- **EXERCISE GOAL**: Any pictures in the records below should be skipped; write out everything else exactly.

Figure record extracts
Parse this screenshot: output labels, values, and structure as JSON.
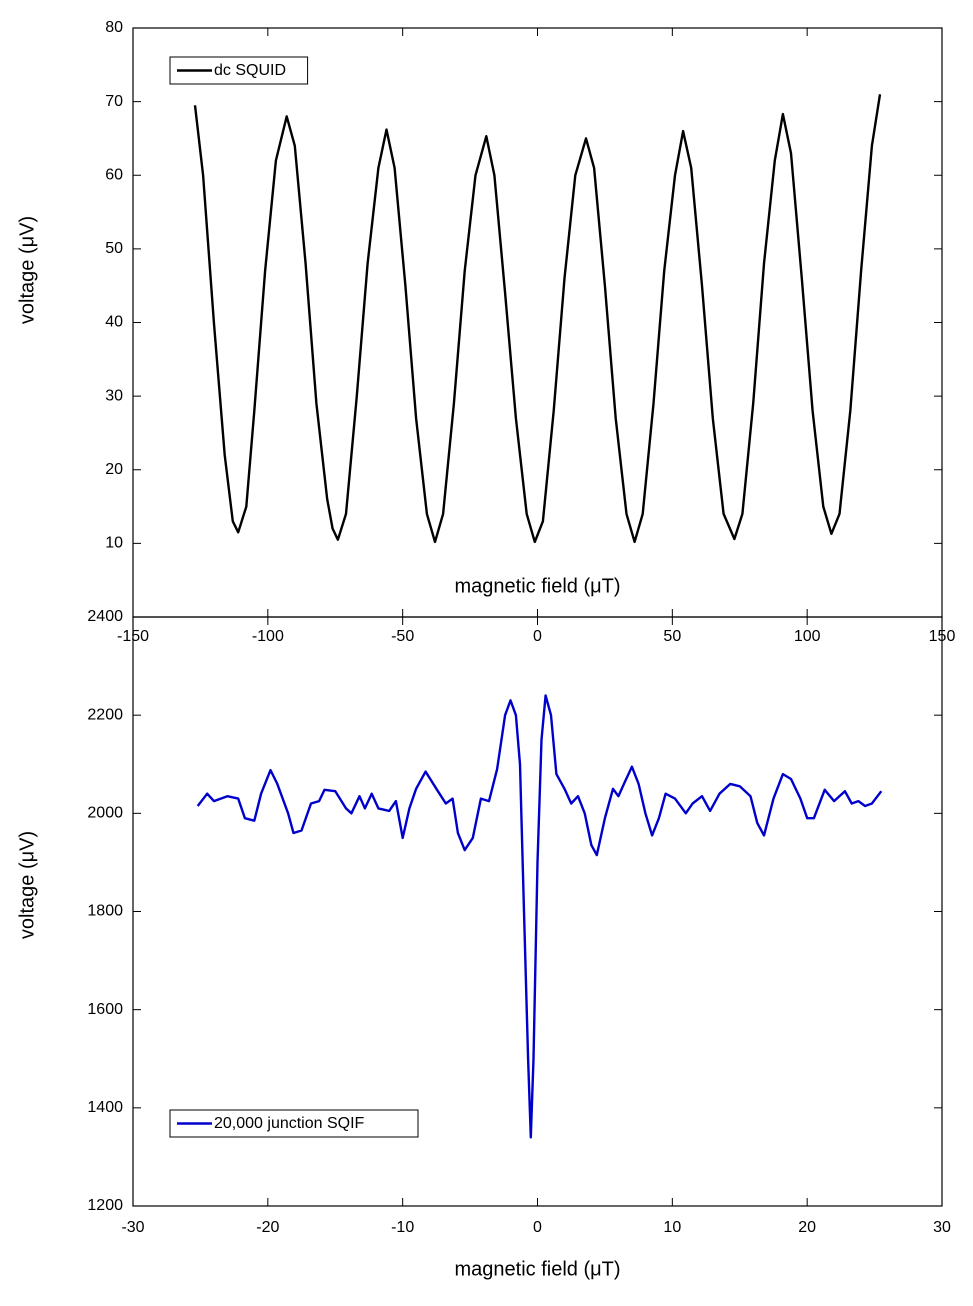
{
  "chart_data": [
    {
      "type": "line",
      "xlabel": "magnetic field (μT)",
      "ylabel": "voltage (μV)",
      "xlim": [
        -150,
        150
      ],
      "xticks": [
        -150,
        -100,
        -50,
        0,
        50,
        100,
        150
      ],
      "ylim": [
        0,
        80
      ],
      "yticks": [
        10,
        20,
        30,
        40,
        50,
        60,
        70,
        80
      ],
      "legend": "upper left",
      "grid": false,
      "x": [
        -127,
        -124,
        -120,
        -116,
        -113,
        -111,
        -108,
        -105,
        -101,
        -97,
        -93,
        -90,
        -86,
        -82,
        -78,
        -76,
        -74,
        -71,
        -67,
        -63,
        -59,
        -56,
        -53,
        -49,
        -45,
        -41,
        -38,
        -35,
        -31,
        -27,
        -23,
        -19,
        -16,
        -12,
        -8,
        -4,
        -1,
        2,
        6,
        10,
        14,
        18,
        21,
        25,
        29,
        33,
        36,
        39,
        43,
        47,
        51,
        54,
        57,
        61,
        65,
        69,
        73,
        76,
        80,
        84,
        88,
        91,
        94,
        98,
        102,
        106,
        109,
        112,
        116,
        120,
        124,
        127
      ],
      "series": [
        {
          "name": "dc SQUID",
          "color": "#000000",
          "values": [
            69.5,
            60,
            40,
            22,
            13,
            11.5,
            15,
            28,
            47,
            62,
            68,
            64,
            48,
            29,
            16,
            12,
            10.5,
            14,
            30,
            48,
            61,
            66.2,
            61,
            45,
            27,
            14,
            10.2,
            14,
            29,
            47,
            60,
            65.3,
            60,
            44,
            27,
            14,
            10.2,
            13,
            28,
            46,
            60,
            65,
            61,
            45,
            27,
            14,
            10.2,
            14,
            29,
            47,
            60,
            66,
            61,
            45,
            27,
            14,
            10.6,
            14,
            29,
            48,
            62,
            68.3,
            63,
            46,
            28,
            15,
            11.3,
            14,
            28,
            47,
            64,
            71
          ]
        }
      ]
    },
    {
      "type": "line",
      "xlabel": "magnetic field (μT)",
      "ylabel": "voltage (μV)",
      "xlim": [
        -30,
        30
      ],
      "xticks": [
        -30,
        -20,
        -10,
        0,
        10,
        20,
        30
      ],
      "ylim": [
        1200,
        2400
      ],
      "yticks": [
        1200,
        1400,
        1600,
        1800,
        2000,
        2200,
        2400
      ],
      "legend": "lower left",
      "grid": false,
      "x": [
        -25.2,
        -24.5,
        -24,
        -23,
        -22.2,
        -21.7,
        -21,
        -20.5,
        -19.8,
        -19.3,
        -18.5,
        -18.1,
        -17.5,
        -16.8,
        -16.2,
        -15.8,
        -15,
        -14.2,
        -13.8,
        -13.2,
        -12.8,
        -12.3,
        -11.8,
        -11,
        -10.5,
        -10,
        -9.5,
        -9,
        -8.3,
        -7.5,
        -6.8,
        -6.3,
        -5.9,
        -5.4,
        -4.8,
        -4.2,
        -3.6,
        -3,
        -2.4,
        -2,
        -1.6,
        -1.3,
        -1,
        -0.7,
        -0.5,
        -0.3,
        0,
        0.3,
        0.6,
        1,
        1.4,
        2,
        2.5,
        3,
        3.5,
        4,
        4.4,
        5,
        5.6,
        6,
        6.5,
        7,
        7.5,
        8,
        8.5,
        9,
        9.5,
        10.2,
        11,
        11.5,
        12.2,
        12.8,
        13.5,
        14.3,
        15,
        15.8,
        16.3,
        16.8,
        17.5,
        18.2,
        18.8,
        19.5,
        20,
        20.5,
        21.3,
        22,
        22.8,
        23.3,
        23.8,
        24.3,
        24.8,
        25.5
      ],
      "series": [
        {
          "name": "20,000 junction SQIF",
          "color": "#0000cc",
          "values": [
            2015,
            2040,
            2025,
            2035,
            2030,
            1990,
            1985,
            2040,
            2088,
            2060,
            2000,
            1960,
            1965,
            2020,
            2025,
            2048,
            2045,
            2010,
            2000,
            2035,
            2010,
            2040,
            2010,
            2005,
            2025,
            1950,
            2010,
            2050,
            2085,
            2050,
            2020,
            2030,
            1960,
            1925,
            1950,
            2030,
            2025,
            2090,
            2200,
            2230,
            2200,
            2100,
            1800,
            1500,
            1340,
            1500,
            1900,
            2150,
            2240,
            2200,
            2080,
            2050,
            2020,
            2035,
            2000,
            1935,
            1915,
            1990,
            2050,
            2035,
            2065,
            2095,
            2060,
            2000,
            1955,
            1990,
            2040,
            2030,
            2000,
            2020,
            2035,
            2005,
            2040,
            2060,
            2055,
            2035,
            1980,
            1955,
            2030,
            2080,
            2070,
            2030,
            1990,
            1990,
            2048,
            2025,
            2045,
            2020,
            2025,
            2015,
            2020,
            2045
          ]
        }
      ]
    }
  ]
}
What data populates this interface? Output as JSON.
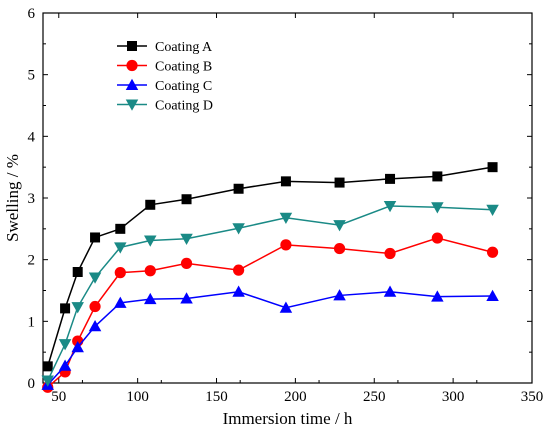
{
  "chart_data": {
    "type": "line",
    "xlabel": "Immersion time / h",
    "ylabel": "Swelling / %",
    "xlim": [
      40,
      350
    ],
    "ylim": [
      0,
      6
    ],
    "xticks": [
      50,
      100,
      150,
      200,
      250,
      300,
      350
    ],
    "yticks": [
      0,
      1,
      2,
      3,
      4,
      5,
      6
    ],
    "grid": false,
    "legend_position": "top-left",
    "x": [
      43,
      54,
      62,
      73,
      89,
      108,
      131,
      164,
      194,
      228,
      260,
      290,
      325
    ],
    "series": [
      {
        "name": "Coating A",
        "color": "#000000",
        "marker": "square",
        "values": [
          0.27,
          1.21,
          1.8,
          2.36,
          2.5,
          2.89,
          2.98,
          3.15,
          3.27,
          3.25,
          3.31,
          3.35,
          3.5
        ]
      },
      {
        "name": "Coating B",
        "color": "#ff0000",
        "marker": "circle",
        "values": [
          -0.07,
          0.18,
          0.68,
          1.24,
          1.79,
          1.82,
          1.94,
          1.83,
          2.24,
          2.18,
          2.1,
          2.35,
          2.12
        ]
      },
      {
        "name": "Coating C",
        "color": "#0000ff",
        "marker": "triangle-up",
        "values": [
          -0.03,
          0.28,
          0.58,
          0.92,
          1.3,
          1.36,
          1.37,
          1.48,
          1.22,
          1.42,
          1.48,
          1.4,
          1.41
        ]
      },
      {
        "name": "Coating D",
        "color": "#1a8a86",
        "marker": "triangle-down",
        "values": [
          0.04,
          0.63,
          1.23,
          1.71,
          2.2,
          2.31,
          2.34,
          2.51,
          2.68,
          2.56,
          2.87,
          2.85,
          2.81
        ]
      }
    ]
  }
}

- **FINAL ANSWER**:
Parse this screenshot: output labels, values, and structure as JSON.
{
  "chart_data": [
    {
      "type": "line",
      "xlabel": "magnetic field (μT)",
      "ylabel": "voltage (μV)",
      "xlim": [
        -150,
        150
      ],
      "xticks": [
        -150,
        -100,
        -50,
        0,
        50,
        100,
        150
      ],
      "ylim": [
        0,
        80
      ],
      "yticks": [
        10,
        20,
        30,
        40,
        50,
        60,
        70,
        80
      ],
      "legend": "upper left",
      "grid": false,
      "x": [
        -127,
        -124,
        -120,
        -116,
        -113,
        -111,
        -108,
        -105,
        -101,
        -97,
        -93,
        -90,
        -86,
        -82,
        -78,
        -76,
        -74,
        -71,
        -67,
        -63,
        -59,
        -56,
        -53,
        -49,
        -45,
        -41,
        -38,
        -35,
        -31,
        -27,
        -23,
        -19,
        -16,
        -12,
        -8,
        -4,
        -1,
        2,
        6,
        10,
        14,
        18,
        21,
        25,
        29,
        33,
        36,
        39,
        43,
        47,
        51,
        54,
        57,
        61,
        65,
        69,
        73,
        76,
        80,
        84,
        88,
        91,
        94,
        98,
        102,
        106,
        109,
        112,
        116,
        120,
        124,
        127
      ],
      "series": [
        {
          "name": "dc SQUID",
          "color": "#000000",
          "values": [
            69.5,
            60,
            40,
            22,
            13,
            11.5,
            15,
            28,
            47,
            62,
            68,
            64,
            48,
            29,
            16,
            12,
            10.5,
            14,
            30,
            48,
            61,
            66.2,
            61,
            45,
            27,
            14,
            10.2,
            14,
            29,
            47,
            60,
            65.3,
            60,
            44,
            27,
            14,
            10.2,
            13,
            28,
            46,
            60,
            65,
            61,
            45,
            27,
            14,
            10.2,
            14,
            29,
            47,
            60,
            66,
            61,
            45,
            27,
            14,
            10.6,
            14,
            29,
            48,
            62,
            68.3,
            63,
            46,
            28,
            15,
            11.3,
            14,
            28,
            47,
            64,
            71
          ]
        }
      ]
    },
    {
      "type": "line",
      "xlabel": "magnetic field (μT)",
      "ylabel": "voltage (μV)",
      "xlim": [
        -30,
        30
      ],
      "xticks": [
        -30,
        -20,
        -10,
        0,
        10,
        20,
        30
      ],
      "ylim": [
        1200,
        2400
      ],
      "yticks": [
        1200,
        1400,
        1600,
        1800,
        2000,
        2200,
        2400
      ],
      "legend": "lower left",
      "grid": false,
      "x": [
        -25.2,
        -24.5,
        -24,
        -23,
        -22.2,
        -21.7,
        -21,
        -20.5,
        -19.8,
        -19.3,
        -18.5,
        -18.1,
        -17.5,
        -16.8,
        -16.2,
        -15.8,
        -15,
        -14.2,
        -13.8,
        -13.2,
        -12.8,
        -12.3,
        -11.8,
        -11,
        -10.5,
        -10,
        -9.5,
        -9,
        -8.3,
        -7.5,
        -6.8,
        -6.3,
        -5.9,
        -5.4,
        -4.8,
        -4.2,
        -3.6,
        -3,
        -2.4,
        -2,
        -1.6,
        -1.3,
        -1,
        -0.7,
        -0.5,
        -0.3,
        0,
        0.3,
        0.6,
        1,
        1.4,
        2,
        2.5,
        3,
        3.5,
        4,
        4.4,
        5,
        5.6,
        6,
        6.5,
        7,
        7.5,
        8,
        8.5,
        9,
        9.5,
        10.2,
        11,
        11.5,
        12.2,
        12.8,
        13.5,
        14.3,
        15,
        15.8,
        16.3,
        16.8,
        17.5,
        18.2,
        18.8,
        19.5,
        20,
        20.5,
        21.3,
        22,
        22.8,
        23.3,
        23.8,
        24.3,
        24.8,
        25.5
      ],
      "series": [
        {
          "name": "20,000 junction SQIF",
          "color": "#0000cc",
          "values": [
            2015,
            2040,
            2025,
            2035,
            2030,
            1990,
            1985,
            2040,
            2088,
            2060,
            2000,
            1960,
            1965,
            2020,
            2025,
            2048,
            2045,
            2010,
            2000,
            2035,
            2010,
            2040,
            2010,
            2005,
            2025,
            1950,
            2010,
            2050,
            2085,
            2050,
            2020,
            2030,
            1960,
            1925,
            1950,
            2030,
            2025,
            2090,
            2200,
            2230,
            2200,
            2100,
            1800,
            1500,
            1340,
            1500,
            1900,
            2150,
            2240,
            2200,
            2080,
            2050,
            2020,
            2035,
            2000,
            1935,
            1915,
            1990,
            2050,
            2035,
            2065,
            2095,
            2060,
            2000,
            1955,
            1990,
            2040,
            2030,
            2000,
            2020,
            2035,
            2005,
            2040,
            2060,
            2055,
            2035,
            1980,
            1955,
            2030,
            2080,
            2070,
            2030,
            1990,
            1990,
            2048,
            2025,
            2045,
            2020,
            2025,
            2015,
            2020,
            2045
          ]
        }
      ]
    }
  ]
}
What data populates this interface? Output as JSON.
{
  "chart_data": {
    "type": "line",
    "xlabel": "Immersion time / h",
    "ylabel": "Swelling / %",
    "xlim": [
      40,
      350
    ],
    "ylim": [
      0,
      6
    ],
    "xticks": [
      50,
      100,
      150,
      200,
      250,
      300,
      350
    ],
    "yticks": [
      0,
      1,
      2,
      3,
      4,
      5,
      6
    ],
    "grid": false,
    "legend_position": "top-left",
    "x": [
      43,
      54,
      62,
      73,
      89,
      108,
      131,
      164,
      194,
      228,
      260,
      290,
      325
    ],
    "series": [
      {
        "name": "Coating A",
        "color": "#000000",
        "marker": "square",
        "values": [
          0.27,
          1.21,
          1.8,
          2.36,
          2.5,
          2.89,
          2.98,
          3.15,
          3.27,
          3.25,
          3.31,
          3.35,
          3.5
        ]
      },
      {
        "name": "Coating B",
        "color": "#ff0000",
        "marker": "circle",
        "values": [
          -0.07,
          0.18,
          0.68,
          1.24,
          1.79,
          1.82,
          1.94,
          1.83,
          2.24,
          2.18,
          2.1,
          2.35,
          2.12
        ]
      },
      {
        "name": "Coating C",
        "color": "#0000ff",
        "marker": "triangle-up",
        "values": [
          -0.03,
          0.28,
          0.58,
          0.92,
          1.3,
          1.36,
          1.37,
          1.48,
          1.22,
          1.42,
          1.48,
          1.4,
          1.41
        ]
      },
      {
        "name": "Coating D",
        "color": "#1a8a86",
        "marker": "triangle-down",
        "values": [
          0.04,
          0.63,
          1.23,
          1.71,
          2.2,
          2.31,
          2.34,
          2.51,
          2.68,
          2.56,
          2.87,
          2.85,
          2.81
        ]
      }
    ]
  }
}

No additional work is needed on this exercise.